-- START Items --

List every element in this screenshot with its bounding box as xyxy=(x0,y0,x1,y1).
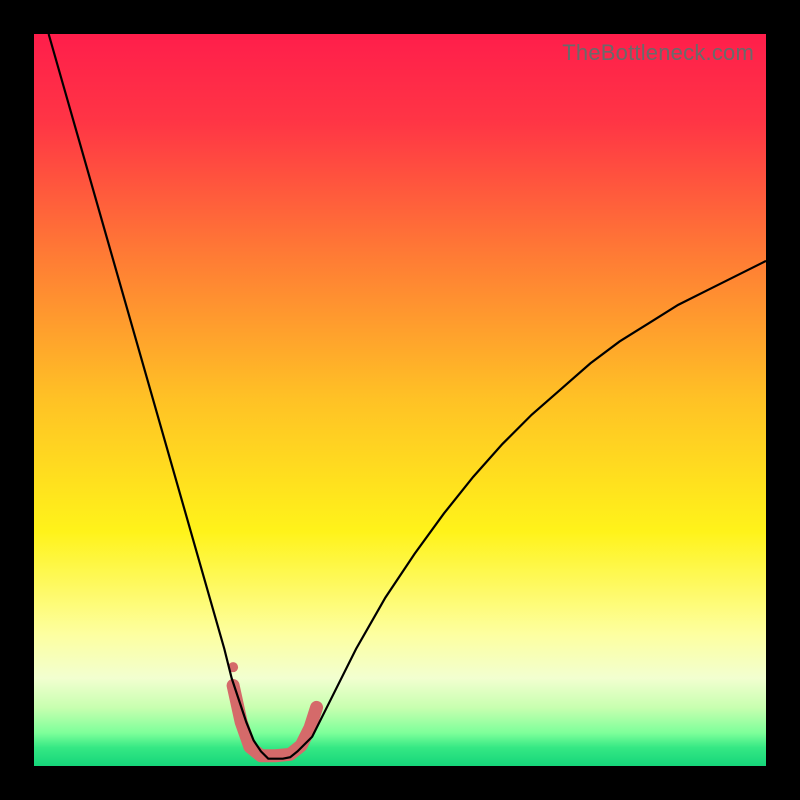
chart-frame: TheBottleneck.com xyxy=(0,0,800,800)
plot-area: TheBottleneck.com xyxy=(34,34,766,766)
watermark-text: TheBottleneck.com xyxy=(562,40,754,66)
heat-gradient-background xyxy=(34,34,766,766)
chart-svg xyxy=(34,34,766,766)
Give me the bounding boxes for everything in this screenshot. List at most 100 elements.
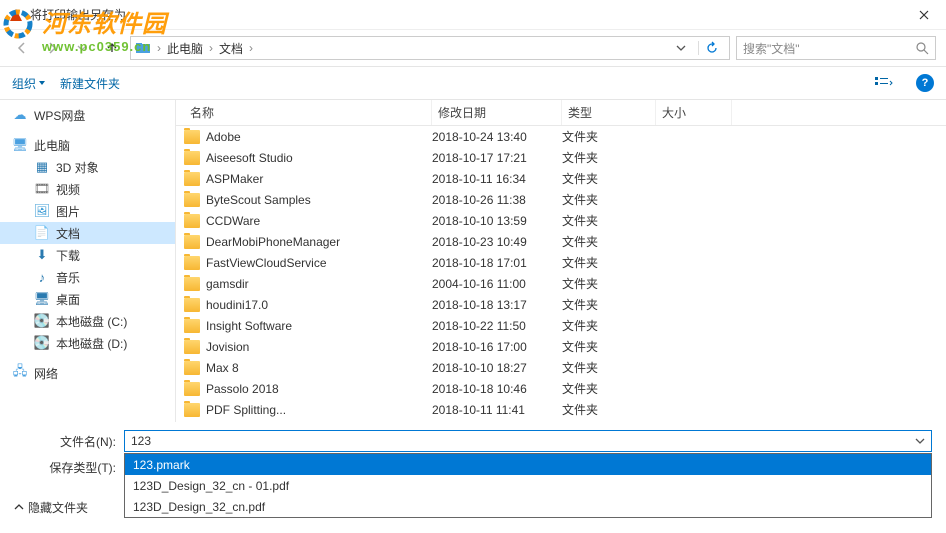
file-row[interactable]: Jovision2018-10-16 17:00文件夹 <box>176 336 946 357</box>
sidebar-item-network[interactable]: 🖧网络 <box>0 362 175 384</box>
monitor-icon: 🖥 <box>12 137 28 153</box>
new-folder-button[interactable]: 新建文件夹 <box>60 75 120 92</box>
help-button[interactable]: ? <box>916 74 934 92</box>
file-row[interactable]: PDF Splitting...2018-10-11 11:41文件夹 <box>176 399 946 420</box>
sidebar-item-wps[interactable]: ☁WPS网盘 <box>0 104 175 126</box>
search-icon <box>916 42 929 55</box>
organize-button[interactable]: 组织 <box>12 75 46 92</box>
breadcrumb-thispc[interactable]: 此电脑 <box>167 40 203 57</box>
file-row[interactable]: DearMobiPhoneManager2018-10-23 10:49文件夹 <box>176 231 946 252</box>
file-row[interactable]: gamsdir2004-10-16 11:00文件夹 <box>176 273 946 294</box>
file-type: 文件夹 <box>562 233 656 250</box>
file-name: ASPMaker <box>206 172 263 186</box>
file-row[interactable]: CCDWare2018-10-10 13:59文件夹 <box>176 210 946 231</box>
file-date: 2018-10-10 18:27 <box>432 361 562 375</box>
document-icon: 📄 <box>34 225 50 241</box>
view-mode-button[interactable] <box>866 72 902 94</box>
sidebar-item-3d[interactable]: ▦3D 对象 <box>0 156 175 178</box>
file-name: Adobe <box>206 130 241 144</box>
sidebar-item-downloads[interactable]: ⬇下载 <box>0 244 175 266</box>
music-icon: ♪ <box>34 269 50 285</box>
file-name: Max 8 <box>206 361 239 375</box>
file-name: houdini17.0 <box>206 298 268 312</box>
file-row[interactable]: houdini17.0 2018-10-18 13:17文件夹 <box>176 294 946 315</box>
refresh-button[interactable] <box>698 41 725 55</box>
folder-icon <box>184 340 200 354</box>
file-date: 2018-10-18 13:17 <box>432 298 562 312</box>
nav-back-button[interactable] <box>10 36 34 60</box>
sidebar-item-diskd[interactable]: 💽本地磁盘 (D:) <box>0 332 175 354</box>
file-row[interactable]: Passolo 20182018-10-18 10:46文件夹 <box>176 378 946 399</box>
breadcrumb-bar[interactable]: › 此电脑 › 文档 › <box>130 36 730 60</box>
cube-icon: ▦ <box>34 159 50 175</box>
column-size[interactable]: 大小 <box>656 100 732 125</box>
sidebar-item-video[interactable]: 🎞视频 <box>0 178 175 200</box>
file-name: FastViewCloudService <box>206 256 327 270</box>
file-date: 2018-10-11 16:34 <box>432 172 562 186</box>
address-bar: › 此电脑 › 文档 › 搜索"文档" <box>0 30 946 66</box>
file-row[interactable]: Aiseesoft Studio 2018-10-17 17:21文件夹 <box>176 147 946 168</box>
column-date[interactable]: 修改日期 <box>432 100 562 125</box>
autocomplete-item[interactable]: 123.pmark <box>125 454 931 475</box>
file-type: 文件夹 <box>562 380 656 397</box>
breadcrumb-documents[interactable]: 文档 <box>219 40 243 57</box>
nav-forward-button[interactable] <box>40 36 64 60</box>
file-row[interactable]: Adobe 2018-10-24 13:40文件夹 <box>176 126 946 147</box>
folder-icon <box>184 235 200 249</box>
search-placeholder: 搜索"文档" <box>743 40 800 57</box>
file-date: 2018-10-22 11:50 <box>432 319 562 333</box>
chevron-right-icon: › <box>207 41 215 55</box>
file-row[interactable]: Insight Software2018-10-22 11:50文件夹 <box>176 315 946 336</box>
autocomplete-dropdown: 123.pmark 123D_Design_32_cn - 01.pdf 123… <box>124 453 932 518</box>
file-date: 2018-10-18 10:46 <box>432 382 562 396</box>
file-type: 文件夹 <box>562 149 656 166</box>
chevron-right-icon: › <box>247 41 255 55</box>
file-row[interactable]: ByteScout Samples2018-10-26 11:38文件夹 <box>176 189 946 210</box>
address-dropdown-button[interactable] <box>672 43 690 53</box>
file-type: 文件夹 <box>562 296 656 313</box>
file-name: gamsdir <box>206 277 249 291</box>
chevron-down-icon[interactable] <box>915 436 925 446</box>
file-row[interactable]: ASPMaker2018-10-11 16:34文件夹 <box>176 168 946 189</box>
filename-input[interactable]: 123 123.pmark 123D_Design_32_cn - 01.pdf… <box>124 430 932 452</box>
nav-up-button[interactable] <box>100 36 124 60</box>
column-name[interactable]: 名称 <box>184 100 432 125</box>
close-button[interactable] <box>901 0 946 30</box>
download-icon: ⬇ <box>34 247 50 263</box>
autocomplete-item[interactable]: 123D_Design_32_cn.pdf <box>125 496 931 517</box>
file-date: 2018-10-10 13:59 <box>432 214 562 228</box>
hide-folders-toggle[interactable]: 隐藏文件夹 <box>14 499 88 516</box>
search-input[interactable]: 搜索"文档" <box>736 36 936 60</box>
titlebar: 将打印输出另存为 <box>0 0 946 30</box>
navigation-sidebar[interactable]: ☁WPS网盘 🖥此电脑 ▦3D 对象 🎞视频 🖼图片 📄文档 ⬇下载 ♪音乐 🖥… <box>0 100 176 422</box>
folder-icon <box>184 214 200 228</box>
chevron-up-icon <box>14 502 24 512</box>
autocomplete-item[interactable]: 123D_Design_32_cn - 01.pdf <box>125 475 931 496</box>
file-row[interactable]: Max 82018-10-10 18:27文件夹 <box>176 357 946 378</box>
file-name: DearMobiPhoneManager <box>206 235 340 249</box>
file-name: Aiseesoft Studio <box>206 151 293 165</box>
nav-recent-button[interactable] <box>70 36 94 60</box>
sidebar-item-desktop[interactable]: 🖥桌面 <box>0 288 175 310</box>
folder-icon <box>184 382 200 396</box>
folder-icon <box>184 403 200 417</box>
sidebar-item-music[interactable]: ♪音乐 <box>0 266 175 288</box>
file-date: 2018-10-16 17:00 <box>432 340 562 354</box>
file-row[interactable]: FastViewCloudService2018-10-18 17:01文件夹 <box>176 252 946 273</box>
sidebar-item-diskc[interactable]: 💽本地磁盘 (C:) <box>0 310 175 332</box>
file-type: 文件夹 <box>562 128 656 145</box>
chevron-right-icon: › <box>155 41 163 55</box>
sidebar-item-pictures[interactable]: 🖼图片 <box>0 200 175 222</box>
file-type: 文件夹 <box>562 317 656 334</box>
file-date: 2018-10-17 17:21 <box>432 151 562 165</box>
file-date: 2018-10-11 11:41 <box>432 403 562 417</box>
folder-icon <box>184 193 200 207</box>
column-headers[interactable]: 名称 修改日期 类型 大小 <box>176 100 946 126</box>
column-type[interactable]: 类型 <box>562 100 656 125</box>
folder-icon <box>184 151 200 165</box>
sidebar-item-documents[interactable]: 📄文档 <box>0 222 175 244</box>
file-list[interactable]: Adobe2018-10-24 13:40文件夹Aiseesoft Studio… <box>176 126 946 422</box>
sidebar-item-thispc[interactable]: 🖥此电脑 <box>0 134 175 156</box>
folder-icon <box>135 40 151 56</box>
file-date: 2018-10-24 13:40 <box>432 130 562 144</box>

-- END Items --

## Directions
Reproduce the lines of the listing from the line containing "file-row[interactable]: Jovision2018-10-16 17:00文件夹" up to and including the line containing "music-icon: ♪ <box>34 269 50 285</box>", with nothing changed.

## Task output
file-row[interactable]: Jovision2018-10-16 17:00文件夹 <box>176 336 946 357</box>
sidebar-item-network[interactable]: 🖧网络 <box>0 362 175 384</box>
monitor-icon: 🖥 <box>12 137 28 153</box>
new-folder-button[interactable]: 新建文件夹 <box>60 75 120 92</box>
help-button[interactable]: ? <box>916 74 934 92</box>
file-row[interactable]: PDF Splitting...2018-10-11 11:41文件夹 <box>176 399 946 420</box>
sidebar-item-wps[interactable]: ☁WPS网盘 <box>0 104 175 126</box>
search-icon <box>916 42 929 55</box>
organize-button[interactable]: 组织 <box>12 75 46 92</box>
breadcrumb-thispc[interactable]: 此电脑 <box>167 40 203 57</box>
file-row[interactable]: DearMobiPhoneManager2018-10-23 10:49文件夹 <box>176 231 946 252</box>
file-row[interactable]: gamsdir2004-10-16 11:00文件夹 <box>176 273 946 294</box>
file-type: 文件夹 <box>562 233 656 250</box>
file-name: ASPMaker <box>206 172 263 186</box>
file-row[interactable]: CCDWare2018-10-10 13:59文件夹 <box>176 210 946 231</box>
file-date: 2018-10-10 18:27 <box>432 361 562 375</box>
document-icon: 📄 <box>34 225 50 241</box>
view-mode-button[interactable] <box>866 72 902 94</box>
sidebar-item-3d[interactable]: ▦3D 对象 <box>0 156 175 178</box>
file-name: Adobe <box>206 130 241 144</box>
sidebar-item-downloads[interactable]: ⬇下载 <box>0 244 175 266</box>
music-icon: ♪ <box>34 269 50 285</box>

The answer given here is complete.